Isolate every line in the records below with "None" in it.
● ● ● ● ● ● ●
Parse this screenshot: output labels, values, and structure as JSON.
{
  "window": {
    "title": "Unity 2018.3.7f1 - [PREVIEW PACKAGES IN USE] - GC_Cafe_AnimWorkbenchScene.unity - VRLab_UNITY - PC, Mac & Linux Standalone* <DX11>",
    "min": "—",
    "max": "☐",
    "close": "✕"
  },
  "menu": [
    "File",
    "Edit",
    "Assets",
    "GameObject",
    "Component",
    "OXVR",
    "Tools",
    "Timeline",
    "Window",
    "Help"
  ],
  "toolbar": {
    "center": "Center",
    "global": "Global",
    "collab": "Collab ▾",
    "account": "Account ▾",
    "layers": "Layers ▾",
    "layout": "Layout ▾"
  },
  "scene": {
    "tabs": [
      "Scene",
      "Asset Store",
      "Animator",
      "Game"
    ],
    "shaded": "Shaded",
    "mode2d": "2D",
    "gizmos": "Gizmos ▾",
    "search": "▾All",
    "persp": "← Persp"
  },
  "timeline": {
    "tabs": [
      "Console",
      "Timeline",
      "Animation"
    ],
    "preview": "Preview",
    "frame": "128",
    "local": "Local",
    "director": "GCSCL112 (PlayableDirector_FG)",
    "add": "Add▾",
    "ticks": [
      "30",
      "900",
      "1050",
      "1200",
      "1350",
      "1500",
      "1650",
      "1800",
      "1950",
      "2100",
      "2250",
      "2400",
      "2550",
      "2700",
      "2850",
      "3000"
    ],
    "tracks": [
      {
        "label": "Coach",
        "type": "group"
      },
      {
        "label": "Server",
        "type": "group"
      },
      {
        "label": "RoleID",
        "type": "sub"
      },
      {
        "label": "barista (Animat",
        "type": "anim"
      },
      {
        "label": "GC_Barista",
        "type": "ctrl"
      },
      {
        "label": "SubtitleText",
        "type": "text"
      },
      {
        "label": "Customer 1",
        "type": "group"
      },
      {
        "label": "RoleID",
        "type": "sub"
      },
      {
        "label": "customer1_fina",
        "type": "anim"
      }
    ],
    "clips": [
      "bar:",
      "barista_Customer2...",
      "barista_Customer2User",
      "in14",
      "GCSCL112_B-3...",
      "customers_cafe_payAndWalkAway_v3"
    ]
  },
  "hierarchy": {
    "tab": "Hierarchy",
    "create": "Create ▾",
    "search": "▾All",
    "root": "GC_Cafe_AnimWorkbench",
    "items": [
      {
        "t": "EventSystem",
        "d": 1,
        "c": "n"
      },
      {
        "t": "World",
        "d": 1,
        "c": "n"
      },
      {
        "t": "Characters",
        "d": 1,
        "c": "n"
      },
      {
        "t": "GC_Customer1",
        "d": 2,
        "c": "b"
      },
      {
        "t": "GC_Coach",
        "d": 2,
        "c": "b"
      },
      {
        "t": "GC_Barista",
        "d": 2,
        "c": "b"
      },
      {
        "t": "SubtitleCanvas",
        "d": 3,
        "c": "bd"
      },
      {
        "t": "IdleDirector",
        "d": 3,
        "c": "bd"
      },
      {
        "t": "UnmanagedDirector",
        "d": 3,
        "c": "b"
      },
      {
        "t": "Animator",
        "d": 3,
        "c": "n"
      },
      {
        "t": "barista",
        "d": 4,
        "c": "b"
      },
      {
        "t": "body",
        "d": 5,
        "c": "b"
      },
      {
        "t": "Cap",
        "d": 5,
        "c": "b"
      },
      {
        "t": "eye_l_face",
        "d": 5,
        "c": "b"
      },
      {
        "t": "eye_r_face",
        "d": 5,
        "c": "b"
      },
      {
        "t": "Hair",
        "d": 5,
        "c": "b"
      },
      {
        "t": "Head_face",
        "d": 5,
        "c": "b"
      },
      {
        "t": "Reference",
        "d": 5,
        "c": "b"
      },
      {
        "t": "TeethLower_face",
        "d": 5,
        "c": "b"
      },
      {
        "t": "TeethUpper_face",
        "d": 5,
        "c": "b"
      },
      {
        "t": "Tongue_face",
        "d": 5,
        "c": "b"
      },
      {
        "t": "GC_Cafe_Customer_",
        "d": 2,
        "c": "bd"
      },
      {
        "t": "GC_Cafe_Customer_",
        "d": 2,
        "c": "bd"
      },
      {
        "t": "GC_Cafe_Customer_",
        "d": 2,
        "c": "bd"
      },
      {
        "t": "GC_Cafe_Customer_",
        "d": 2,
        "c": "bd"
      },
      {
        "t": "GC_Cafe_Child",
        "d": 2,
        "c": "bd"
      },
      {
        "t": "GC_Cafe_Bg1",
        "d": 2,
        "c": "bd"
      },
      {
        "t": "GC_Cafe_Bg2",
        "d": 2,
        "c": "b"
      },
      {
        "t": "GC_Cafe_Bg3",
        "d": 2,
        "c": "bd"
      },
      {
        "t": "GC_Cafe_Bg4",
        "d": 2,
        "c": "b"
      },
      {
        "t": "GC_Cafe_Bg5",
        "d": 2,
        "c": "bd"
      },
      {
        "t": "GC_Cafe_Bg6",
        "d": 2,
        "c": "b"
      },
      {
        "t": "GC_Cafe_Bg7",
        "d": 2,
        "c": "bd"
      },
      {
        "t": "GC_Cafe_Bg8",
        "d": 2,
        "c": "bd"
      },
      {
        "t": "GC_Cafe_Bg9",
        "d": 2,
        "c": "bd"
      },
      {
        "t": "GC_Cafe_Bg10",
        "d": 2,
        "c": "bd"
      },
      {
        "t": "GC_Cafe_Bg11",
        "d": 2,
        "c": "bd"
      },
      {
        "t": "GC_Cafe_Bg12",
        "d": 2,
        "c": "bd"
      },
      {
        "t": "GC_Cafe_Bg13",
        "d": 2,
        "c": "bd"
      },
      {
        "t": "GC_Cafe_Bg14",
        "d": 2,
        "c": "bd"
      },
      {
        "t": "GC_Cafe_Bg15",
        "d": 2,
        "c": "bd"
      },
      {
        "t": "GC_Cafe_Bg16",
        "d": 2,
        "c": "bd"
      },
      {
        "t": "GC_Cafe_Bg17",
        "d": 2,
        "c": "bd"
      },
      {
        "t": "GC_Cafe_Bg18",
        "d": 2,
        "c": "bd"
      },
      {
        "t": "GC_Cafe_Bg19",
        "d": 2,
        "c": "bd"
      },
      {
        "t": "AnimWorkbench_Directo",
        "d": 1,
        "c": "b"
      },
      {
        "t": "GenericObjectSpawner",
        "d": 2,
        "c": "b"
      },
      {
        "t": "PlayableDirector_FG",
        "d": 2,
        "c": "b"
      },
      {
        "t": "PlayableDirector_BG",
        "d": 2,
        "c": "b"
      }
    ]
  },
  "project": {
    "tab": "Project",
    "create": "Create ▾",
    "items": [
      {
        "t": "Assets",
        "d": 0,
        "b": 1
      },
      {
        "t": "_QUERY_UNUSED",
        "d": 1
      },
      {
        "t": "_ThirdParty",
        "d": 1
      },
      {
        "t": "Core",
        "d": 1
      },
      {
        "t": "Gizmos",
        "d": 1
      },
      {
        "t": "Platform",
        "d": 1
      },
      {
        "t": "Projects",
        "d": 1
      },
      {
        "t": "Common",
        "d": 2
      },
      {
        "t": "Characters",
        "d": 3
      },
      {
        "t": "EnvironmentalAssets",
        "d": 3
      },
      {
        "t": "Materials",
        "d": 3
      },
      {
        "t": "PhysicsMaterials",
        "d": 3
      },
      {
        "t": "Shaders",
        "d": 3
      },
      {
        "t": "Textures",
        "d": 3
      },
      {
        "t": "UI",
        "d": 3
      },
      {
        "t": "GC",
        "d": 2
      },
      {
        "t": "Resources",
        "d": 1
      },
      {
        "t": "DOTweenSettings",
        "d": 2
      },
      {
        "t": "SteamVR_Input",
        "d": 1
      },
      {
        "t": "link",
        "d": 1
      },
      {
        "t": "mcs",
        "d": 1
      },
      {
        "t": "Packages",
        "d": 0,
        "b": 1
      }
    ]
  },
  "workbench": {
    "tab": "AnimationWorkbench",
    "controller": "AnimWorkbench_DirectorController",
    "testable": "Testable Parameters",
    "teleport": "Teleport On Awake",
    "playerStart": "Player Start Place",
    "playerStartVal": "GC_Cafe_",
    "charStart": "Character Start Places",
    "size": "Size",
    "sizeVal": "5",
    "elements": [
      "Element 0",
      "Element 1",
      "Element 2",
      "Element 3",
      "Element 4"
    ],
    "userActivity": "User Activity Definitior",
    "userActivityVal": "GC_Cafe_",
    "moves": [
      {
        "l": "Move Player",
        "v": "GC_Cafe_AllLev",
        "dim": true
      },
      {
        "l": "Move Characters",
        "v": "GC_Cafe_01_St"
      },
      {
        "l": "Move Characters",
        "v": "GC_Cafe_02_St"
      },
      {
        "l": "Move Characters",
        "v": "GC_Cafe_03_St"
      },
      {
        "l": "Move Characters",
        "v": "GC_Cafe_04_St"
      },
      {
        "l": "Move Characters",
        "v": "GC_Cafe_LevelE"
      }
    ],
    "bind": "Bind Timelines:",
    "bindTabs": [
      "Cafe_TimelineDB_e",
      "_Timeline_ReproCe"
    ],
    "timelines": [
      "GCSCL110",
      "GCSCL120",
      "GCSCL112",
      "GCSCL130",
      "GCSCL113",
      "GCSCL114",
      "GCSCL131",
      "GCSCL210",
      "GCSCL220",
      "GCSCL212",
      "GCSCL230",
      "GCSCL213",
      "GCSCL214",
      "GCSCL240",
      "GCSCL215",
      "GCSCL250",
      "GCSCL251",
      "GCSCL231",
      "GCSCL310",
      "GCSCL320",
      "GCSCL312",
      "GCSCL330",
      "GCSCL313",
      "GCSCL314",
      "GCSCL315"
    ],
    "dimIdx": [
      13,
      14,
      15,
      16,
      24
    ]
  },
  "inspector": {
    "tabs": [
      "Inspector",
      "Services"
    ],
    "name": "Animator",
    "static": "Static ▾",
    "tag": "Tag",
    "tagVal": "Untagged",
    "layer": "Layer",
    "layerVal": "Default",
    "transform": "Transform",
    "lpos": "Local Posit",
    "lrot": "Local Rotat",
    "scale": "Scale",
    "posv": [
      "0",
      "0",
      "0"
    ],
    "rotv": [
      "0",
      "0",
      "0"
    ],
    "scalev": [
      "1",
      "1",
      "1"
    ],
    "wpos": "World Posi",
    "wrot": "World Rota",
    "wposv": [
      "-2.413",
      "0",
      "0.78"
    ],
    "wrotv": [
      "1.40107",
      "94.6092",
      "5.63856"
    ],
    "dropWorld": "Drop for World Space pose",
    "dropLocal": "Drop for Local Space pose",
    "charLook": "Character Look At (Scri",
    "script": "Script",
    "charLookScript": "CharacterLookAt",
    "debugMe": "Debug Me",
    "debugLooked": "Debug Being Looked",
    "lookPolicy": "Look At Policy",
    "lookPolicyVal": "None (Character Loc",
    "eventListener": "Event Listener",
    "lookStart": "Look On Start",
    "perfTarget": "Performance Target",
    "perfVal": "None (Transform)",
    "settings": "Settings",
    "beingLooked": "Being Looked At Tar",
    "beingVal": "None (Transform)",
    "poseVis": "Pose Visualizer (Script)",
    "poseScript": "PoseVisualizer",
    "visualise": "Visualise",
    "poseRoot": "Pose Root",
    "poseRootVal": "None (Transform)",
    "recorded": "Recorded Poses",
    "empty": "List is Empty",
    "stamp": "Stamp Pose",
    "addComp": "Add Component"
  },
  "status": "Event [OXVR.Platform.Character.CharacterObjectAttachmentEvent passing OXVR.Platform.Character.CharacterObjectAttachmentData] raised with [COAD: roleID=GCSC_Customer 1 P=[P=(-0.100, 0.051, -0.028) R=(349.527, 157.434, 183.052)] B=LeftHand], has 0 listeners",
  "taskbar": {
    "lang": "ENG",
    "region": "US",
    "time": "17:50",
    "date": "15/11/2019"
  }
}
● ● ● ● ● ● ●
Written response:
    "lookPolicyVal": "None (Character Loc",
    "perfVal": "None (Transform)",
    "beingVal": "None (Transform)",
    "poseRootVal": "None (Transform)",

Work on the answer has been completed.